* _Given exercise_: What you return should match every record exactly, with the images removed.

-- Data records start --

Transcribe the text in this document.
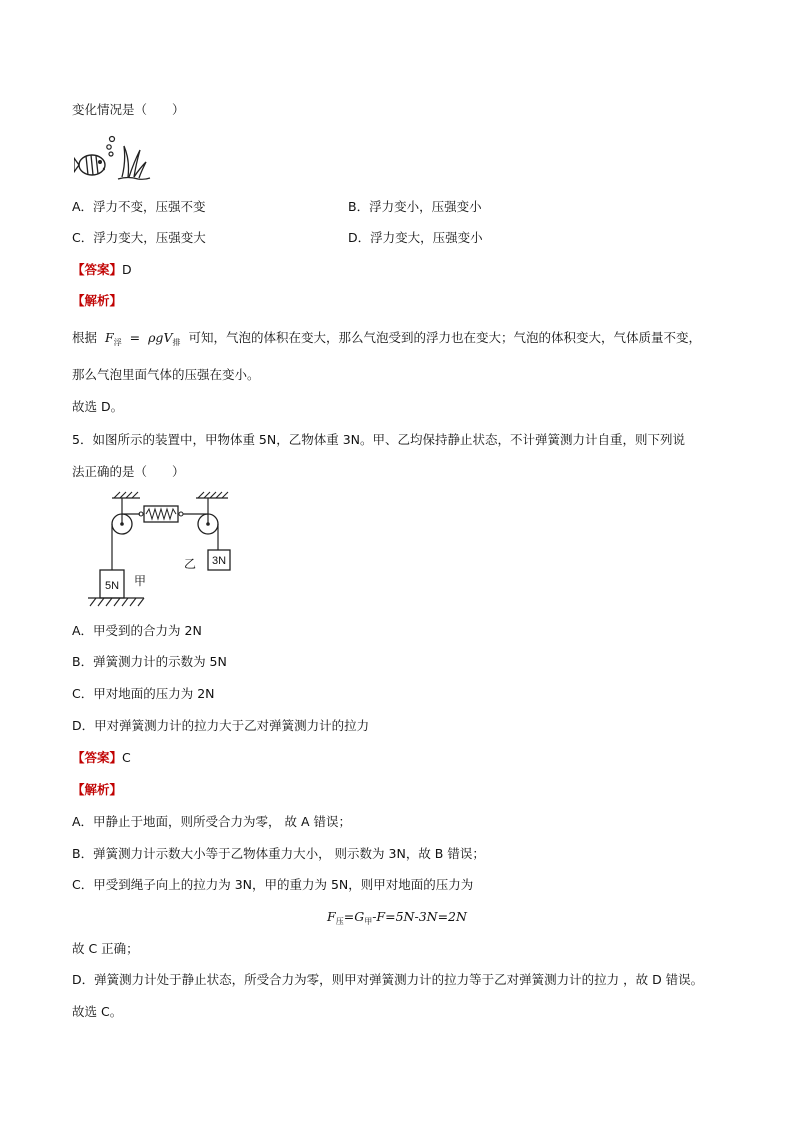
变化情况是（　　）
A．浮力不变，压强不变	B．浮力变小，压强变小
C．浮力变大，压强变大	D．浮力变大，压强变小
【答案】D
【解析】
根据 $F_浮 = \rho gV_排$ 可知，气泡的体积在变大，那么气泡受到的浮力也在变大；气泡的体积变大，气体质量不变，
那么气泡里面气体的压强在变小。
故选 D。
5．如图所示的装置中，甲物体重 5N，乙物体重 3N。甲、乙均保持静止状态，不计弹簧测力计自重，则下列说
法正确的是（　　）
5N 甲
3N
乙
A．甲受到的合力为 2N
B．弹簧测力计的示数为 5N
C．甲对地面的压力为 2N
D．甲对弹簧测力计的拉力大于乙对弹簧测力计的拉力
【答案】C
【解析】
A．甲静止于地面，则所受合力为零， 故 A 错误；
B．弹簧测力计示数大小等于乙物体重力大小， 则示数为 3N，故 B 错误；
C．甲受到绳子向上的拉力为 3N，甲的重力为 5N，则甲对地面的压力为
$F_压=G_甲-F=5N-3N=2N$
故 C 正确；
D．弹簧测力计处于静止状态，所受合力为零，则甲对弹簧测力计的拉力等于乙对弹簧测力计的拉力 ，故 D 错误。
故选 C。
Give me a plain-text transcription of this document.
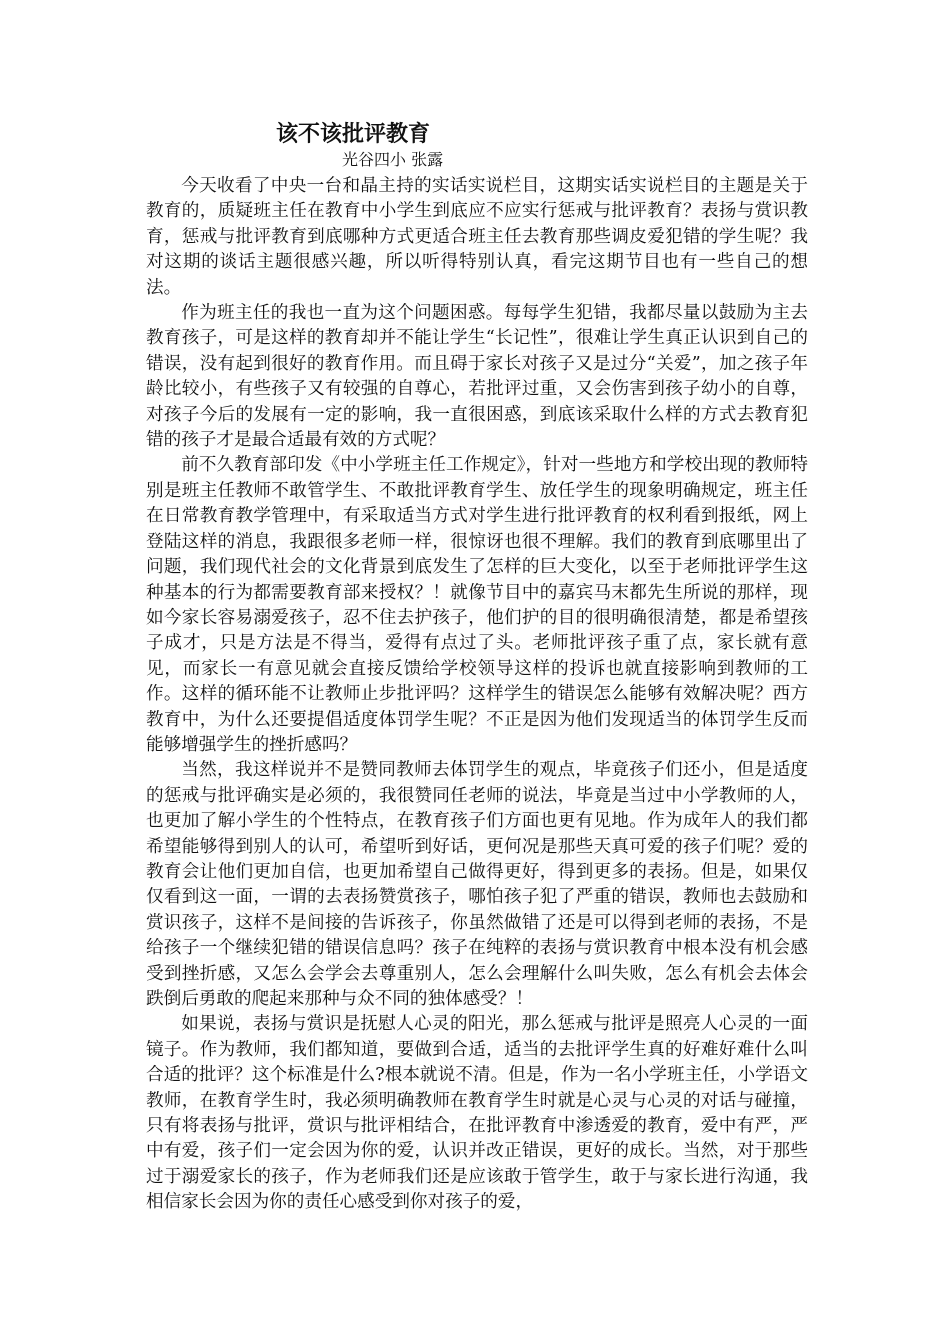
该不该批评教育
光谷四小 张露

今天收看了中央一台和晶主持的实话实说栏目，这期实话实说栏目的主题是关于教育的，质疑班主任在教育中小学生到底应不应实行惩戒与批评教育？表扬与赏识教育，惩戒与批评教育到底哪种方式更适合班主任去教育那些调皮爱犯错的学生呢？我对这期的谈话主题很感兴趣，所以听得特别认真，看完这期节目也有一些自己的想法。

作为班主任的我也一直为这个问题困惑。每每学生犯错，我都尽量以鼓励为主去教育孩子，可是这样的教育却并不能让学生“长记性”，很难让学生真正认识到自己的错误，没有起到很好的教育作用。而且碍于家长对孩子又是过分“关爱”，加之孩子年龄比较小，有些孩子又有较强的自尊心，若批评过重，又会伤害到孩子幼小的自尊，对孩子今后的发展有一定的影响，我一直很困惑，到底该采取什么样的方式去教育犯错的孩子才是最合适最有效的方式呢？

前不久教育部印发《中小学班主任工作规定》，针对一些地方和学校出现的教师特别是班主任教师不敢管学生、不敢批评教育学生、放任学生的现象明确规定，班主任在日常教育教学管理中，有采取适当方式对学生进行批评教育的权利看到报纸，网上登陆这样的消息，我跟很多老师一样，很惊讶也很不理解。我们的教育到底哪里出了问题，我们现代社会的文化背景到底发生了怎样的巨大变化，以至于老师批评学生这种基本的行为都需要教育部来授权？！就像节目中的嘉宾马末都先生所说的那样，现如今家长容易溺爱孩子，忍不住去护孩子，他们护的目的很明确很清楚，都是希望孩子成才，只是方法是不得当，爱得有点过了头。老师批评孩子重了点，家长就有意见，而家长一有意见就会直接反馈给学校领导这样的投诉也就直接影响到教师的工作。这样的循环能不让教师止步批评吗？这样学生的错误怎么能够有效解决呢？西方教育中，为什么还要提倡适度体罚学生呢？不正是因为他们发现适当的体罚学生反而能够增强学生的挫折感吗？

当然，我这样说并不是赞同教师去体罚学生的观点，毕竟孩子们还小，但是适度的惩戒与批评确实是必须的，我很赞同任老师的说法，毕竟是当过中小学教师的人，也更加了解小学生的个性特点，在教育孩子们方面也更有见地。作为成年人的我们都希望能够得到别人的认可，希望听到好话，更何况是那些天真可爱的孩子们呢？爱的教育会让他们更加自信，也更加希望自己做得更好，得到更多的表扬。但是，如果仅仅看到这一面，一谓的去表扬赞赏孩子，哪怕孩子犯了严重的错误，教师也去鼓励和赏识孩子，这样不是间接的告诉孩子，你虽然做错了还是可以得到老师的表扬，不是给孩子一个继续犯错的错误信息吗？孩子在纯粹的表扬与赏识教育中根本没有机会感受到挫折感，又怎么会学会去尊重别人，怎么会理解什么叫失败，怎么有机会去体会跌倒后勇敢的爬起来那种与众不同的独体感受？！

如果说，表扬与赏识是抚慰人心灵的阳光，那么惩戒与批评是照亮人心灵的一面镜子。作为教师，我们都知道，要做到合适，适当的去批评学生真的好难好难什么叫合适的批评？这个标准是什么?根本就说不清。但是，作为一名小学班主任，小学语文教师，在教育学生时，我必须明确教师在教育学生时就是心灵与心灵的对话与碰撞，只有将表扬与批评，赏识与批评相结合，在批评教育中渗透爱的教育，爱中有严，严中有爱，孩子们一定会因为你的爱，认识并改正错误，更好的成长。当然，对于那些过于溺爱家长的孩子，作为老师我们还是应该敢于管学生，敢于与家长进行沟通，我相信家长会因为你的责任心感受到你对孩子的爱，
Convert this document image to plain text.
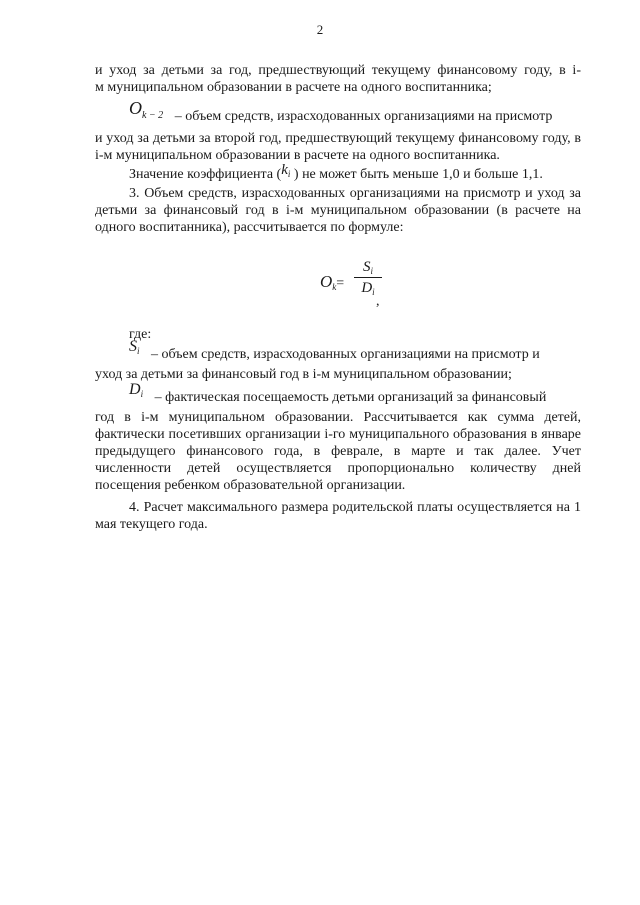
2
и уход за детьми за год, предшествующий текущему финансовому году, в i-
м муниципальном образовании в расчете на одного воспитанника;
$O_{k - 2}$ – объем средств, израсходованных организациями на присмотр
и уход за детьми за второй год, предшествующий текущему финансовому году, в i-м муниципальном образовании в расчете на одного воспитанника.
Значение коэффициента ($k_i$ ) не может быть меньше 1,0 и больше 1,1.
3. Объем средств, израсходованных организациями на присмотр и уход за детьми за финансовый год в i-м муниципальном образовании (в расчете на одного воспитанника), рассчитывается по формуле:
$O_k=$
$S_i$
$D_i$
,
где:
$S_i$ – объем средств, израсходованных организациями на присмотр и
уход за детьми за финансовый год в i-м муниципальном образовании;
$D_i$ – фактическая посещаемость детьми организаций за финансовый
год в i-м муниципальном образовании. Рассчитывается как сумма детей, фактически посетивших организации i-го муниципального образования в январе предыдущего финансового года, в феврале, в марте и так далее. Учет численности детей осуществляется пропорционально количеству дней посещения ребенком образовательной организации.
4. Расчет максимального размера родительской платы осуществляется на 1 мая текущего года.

-- Data records end --

* _Answer in full_:
Transcribe the text in this document.
变化情况是（　　）
A．浮力不变，压强不变	B．浮力变小，压强变小
C．浮力变大，压强变大	D．浮力变大，压强变小
【答案】D
【解析】
根据 $F_浮 = \rho gV_排$ 可知，气泡的体积在变大，那么气泡受到的浮力也在变大；气泡的体积变大，气体质量不变，
那么气泡里面气体的压强在变小。
故选 D。
5．如图所示的装置中，甲物体重 5N，乙物体重 3N。甲、乙均保持静止状态，不计弹簧测力计自重，则下列说
法正确的是（　　）
5N 甲
3N
乙
A．甲受到的合力为 2N
B．弹簧测力计的示数为 5N
C．甲对地面的压力为 2N
D．甲对弹簧测力计的拉力大于乙对弹簧测力计的拉力
【答案】C
【解析】
A．甲静止于地面，则所受合力为零， 故 A 错误；
B．弹簧测力计示数大小等于乙物体重力大小， 则示数为 3N，故 B 错误；
C．甲受到绳子向上的拉力为 3N，甲的重力为 5N，则甲对地面的压力为
$F_压=G_甲-F=5N-3N=2N$
故 C 正确；
D．弹簧测力计处于静止状态，所受合力为零，则甲对弹簧测力计的拉力等于乙对弹簧测力计的拉力 ，故 D 错误。
故选 C。
Give me a plain-text transcription of this document.
该不该批评教育
光谷四小 张露

今天收看了中央一台和晶主持的实话实说栏目，这期实话实说栏目的主题是关于教育的，质疑班主任在教育中小学生到底应不应实行惩戒与批评教育？表扬与赏识教育，惩戒与批评教育到底哪种方式更适合班主任去教育那些调皮爱犯错的学生呢？我对这期的谈话主题很感兴趣，所以听得特别认真，看完这期节目也有一些自己的想法。

作为班主任的我也一直为这个问题困惑。每每学生犯错，我都尽量以鼓励为主去教育孩子，可是这样的教育却并不能让学生“长记性”，很难让学生真正认识到自己的错误，没有起到很好的教育作用。而且碍于家长对孩子又是过分“关爱”，加之孩子年龄比较小，有些孩子又有较强的自尊心，若批评过重，又会伤害到孩子幼小的自尊，对孩子今后的发展有一定的影响，我一直很困惑，到底该采取什么样的方式去教育犯错的孩子才是最合适最有效的方式呢？

前不久教育部印发《中小学班主任工作规定》，针对一些地方和学校出现的教师特别是班主任教师不敢管学生、不敢批评教育学生、放任学生的现象明确规定，班主任在日常教育教学管理中，有采取适当方式对学生进行批评教育的权利看到报纸，网上登陆这样的消息，我跟很多老师一样，很惊讶也很不理解。我们的教育到底哪里出了问题，我们现代社会的文化背景到底发生了怎样的巨大变化，以至于老师批评学生这种基本的行为都需要教育部来授权？！就像节目中的嘉宾马末都先生所说的那样，现如今家长容易溺爱孩子，忍不住去护孩子，他们护的目的很明确很清楚，都是希望孩子成才，只是方法是不得当，爱得有点过了头。老师批评孩子重了点，家长就有意见，而家长一有意见就会直接反馈给学校领导这样的投诉也就直接影响到教师的工作。这样的循环能不让教师止步批评吗？这样学生的错误怎么能够有效解决呢？西方教育中，为什么还要提倡适度体罚学生呢？不正是因为他们发现适当的体罚学生反而能够增强学生的挫折感吗？

当然，我这样说并不是赞同教师去体罚学生的观点，毕竟孩子们还小，但是适度的惩戒与批评确实是必须的，我很赞同任老师的说法，毕竟是当过中小学教师的人，也更加了解小学生的个性特点，在教育孩子们方面也更有见地。作为成年人的我们都希望能够得到别人的认可，希望听到好话，更何况是那些天真可爱的孩子们呢？爱的教育会让他们更加自信，也更加希望自己做得更好，得到更多的表扬。但是，如果仅仅看到这一面，一谓的去表扬赞赏孩子，哪怕孩子犯了严重的错误，教师也去鼓励和赏识孩子，这样不是间接的告诉孩子，你虽然做错了还是可以得到老师的表扬，不是给孩子一个继续犯错的错误信息吗？孩子在纯粹的表扬与赏识教育中根本没有机会感受到挫折感，又怎么会学会去尊重别人，怎么会理解什么叫失败，怎么有机会去体会跌倒后勇敢的爬起来那种与众不同的独体感受？！

如果说，表扬与赏识是抚慰人心灵的阳光，那么惩戒与批评是照亮人心灵的一面镜子。作为教师，我们都知道，要做到合适，适当的去批评学生真的好难好难什么叫合适的批评？这个标准是什么?根本就说不清。但是，作为一名小学班主任，小学语文教师，在教育学生时，我必须明确教师在教育学生时就是心灵与心灵的对话与碰撞，只有将表扬与批评，赏识与批评相结合，在批评教育中渗透爱的教育，爱中有严，严中有爱，孩子们一定会因为你的爱，认识并改正错误，更好的成长。当然，对于那些过于溺爱家长的孩子，作为老师我们还是应该敢于管学生，敢于与家长进行沟通，我相信家长会因为你的责任心感受到你对孩子的爱，
Convert this document image to plain text.
2
и уход за детьми за год, предшествующий текущему финансовому году, в i-
м муниципальном образовании в расчете на одного воспитанника;
$O_{k - 2}$ – объем средств, израсходованных организациями на присмотр
и уход за детьми за второй год, предшествующий текущему финансовому году, в i-м муниципальном образовании в расчете на одного воспитанника.
Значение коэффициента ($k_i$ ) не может быть меньше 1,0 и больше 1,1.
3. Объем средств, израсходованных организациями на присмотр и уход за детьми за финансовый год в i-м муниципальном образовании (в расчете на одного воспитанника), рассчитывается по формуле:
$O_k=$
$S_i$
$D_i$
,
где:
$S_i$ – объем средств, израсходованных организациями на присмотр и
уход за детьми за финансовый год в i-м муниципальном образовании;
$D_i$ – фактическая посещаемость детьми организаций за финансовый
год в i-м муниципальном образовании. Рассчитывается как сумма детей, фактически посетивших организации i-го муниципального образования в январе предыдущего финансового года, в феврале, в марте и так далее. Учет численности детей осуществляется пропорционально количеству дней посещения ребенком образовательной организации.
4. Расчет максимального размера родительской платы осуществляется на 1 мая текущего года.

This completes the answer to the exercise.